**What you have to do:**
Go through the listing and pick out each line with the word "JSON" in it.

◇ ◇ ◇

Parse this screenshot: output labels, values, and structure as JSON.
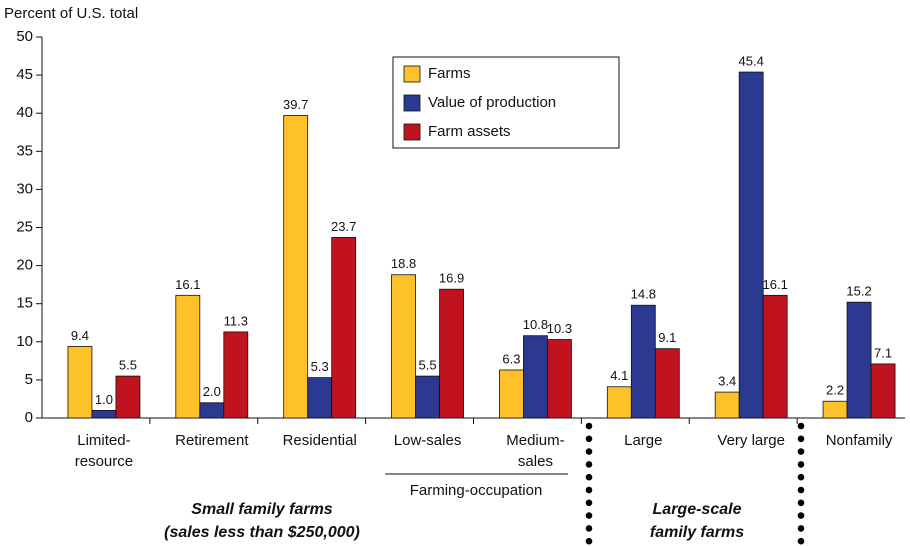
{
  "chart_data": {
    "type": "bar",
    "y_axis_label": "Percent of U.S. total",
    "categories": [
      [
        "Limited-",
        "resource"
      ],
      [
        "Retirement"
      ],
      [
        "Residential"
      ],
      [
        "Low-sales"
      ],
      [
        "Medium-",
        "sales"
      ],
      [
        "Large"
      ],
      [
        "Very large"
      ],
      [
        "Nonfamily"
      ]
    ],
    "series": [
      {
        "name": "Farms",
        "color": "#fdc22a",
        "values": [
          9.4,
          16.1,
          39.7,
          18.8,
          6.3,
          4.1,
          3.4,
          2.2
        ],
        "value_labels": [
          "9.4",
          "16.1",
          "39.7",
          "18.8",
          "6.3",
          "4.1",
          "3.4",
          "2.2"
        ]
      },
      {
        "name": "Value of production",
        "color": "#2b3990",
        "values": [
          1.0,
          2.0,
          5.3,
          5.5,
          10.8,
          14.8,
          45.4,
          15.2
        ],
        "value_labels": [
          "1.0",
          "2.0",
          "5.3",
          "5.5",
          "10.8",
          "14.8",
          "45.4",
          "15.2"
        ]
      },
      {
        "name": "Farm assets",
        "color": "#c1121f",
        "values": [
          5.5,
          11.3,
          23.7,
          16.9,
          10.3,
          9.1,
          16.1,
          7.1
        ],
        "value_labels": [
          "5.5",
          "11.3",
          "23.7",
          "16.9",
          "10.3",
          "9.1",
          "16.1",
          "7.1"
        ]
      }
    ],
    "ylim": [
      0,
      50
    ],
    "yticks": [
      0,
      5,
      10,
      15,
      20,
      25,
      30,
      35,
      40,
      45,
      50
    ],
    "annotations": {
      "farming_occupation": "Farming-occupation",
      "small_family": [
        "Small family farms",
        "(sales less than $250,000)"
      ],
      "large_scale": [
        "Large-scale",
        "family farms"
      ]
    }
  }
}
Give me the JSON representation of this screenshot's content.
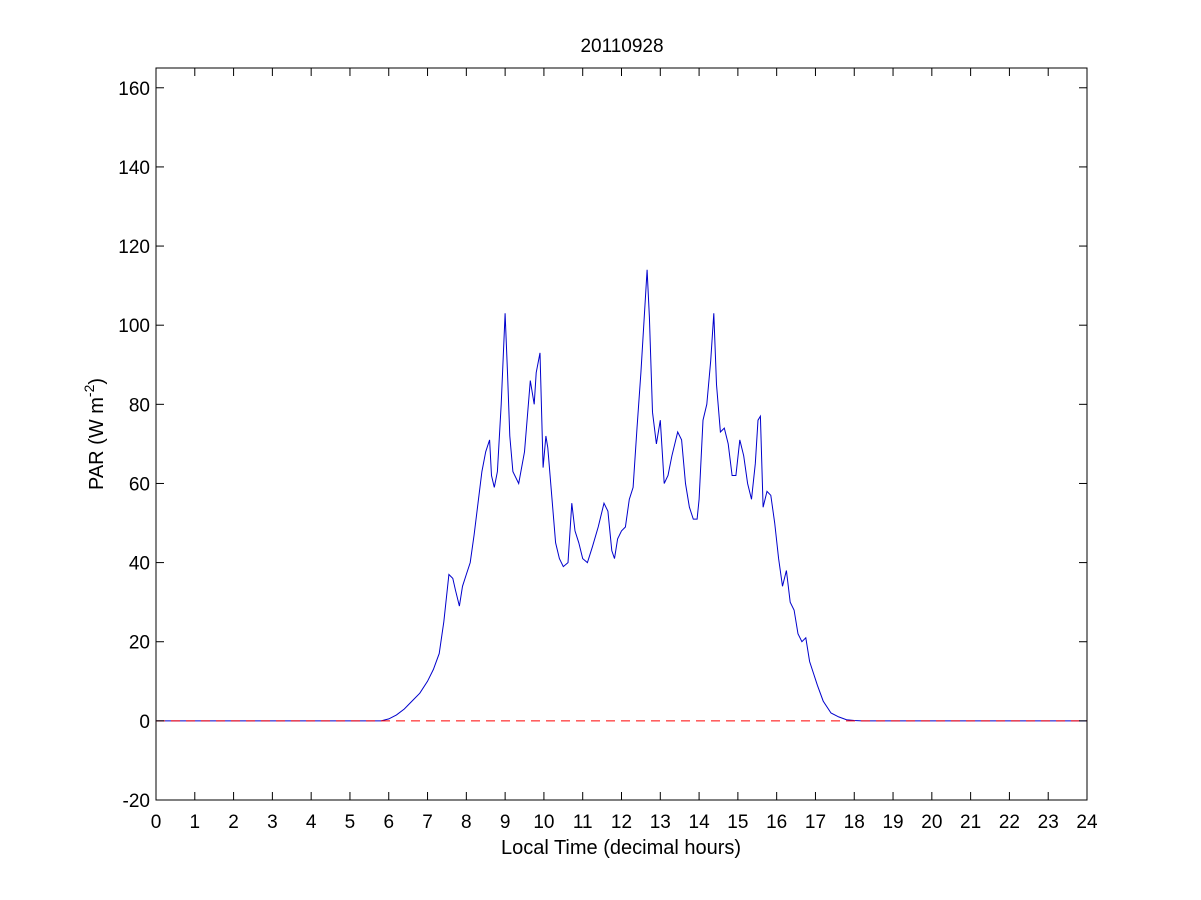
{
  "chart_data": {
    "type": "line",
    "title": "20110928",
    "xlabel": "Local Time (decimal hours)",
    "ylabel": "PAR (W m",
    "ylabel_sup": "-2",
    "ylabel_end": ")",
    "xlim": [
      0,
      24
    ],
    "ylim": [
      -20,
      165
    ],
    "grid": false,
    "legend": "none",
    "x_ticks": [
      "0",
      "1",
      "2",
      "3",
      "4",
      "5",
      "6",
      "7",
      "8",
      "9",
      "10",
      "11",
      "12",
      "13",
      "14",
      "15",
      "16",
      "17",
      "18",
      "19",
      "20",
      "21",
      "22",
      "23",
      "24"
    ],
    "y_ticks": [
      "-20",
      "0",
      "20",
      "40",
      "60",
      "80",
      "100",
      "120",
      "140",
      "160"
    ],
    "series": [
      {
        "color": "#0000cc",
        "style": "solid",
        "x": [
          0,
          5.8,
          6.0,
          6.2,
          6.4,
          6.6,
          6.8,
          7.0,
          7.15,
          7.3,
          7.42,
          7.55,
          7.65,
          7.72,
          7.82,
          7.9,
          8.0,
          8.1,
          8.2,
          8.3,
          8.4,
          8.5,
          8.6,
          8.65,
          8.72,
          8.8,
          8.9,
          9.0,
          9.06,
          9.12,
          9.2,
          9.35,
          9.5,
          9.65,
          9.75,
          9.8,
          9.9,
          9.98,
          10.05,
          10.1,
          10.2,
          10.3,
          10.4,
          10.5,
          10.62,
          10.72,
          10.8,
          10.9,
          11.0,
          11.12,
          11.25,
          11.4,
          11.55,
          11.65,
          11.75,
          11.82,
          11.9,
          12.0,
          12.1,
          12.2,
          12.3,
          12.4,
          12.5,
          12.58,
          12.66,
          12.72,
          12.8,
          12.9,
          13.0,
          13.1,
          13.2,
          13.3,
          13.45,
          13.55,
          13.65,
          13.75,
          13.85,
          13.95,
          14.0,
          14.1,
          14.2,
          14.3,
          14.38,
          14.45,
          14.55,
          14.65,
          14.75,
          14.85,
          14.95,
          15.05,
          15.15,
          15.25,
          15.35,
          15.45,
          15.52,
          15.58,
          15.65,
          15.75,
          15.85,
          15.95,
          16.05,
          16.15,
          16.25,
          16.35,
          16.45,
          16.55,
          16.65,
          16.75,
          16.85,
          16.95,
          17.05,
          17.2,
          17.4,
          17.6,
          17.8,
          18.0,
          18.2,
          18.5,
          24
        ],
        "y": [
          0,
          0,
          0.5,
          1.5,
          3,
          5,
          7,
          10,
          13,
          17,
          25,
          37,
          36,
          33,
          29,
          34,
          37,
          40,
          47,
          55,
          63,
          68,
          71,
          62,
          59,
          63,
          80,
          103,
          88,
          72,
          63,
          60,
          68,
          86,
          80,
          88,
          93,
          64,
          72,
          69,
          57,
          45,
          41,
          39,
          40,
          55,
          48,
          45,
          41,
          40,
          44,
          49,
          55,
          53,
          43,
          41,
          46,
          48,
          49,
          56,
          59,
          74,
          88,
          101,
          114,
          102,
          78,
          70,
          76,
          60,
          62,
          67,
          73,
          71,
          60,
          54,
          51,
          51,
          56,
          76,
          80,
          91,
          103,
          85,
          73,
          74,
          70,
          62,
          62,
          71,
          67,
          60,
          56,
          65,
          76,
          77,
          54,
          58,
          57,
          50,
          41,
          34,
          38,
          30,
          28,
          22,
          20,
          21,
          15,
          12,
          9,
          5,
          2,
          1,
          0.3,
          0.1,
          0,
          0,
          0
        ]
      },
      {
        "color": "#ff0000",
        "style": "dashed",
        "x": [
          0,
          24
        ],
        "y": [
          0,
          0
        ]
      }
    ]
  }
}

◇ ◇ ◇

**Task answer:**
Parse this screenshot: output labels, values, and structure as JSON.
Give me the JSON representation of this screenshot's content.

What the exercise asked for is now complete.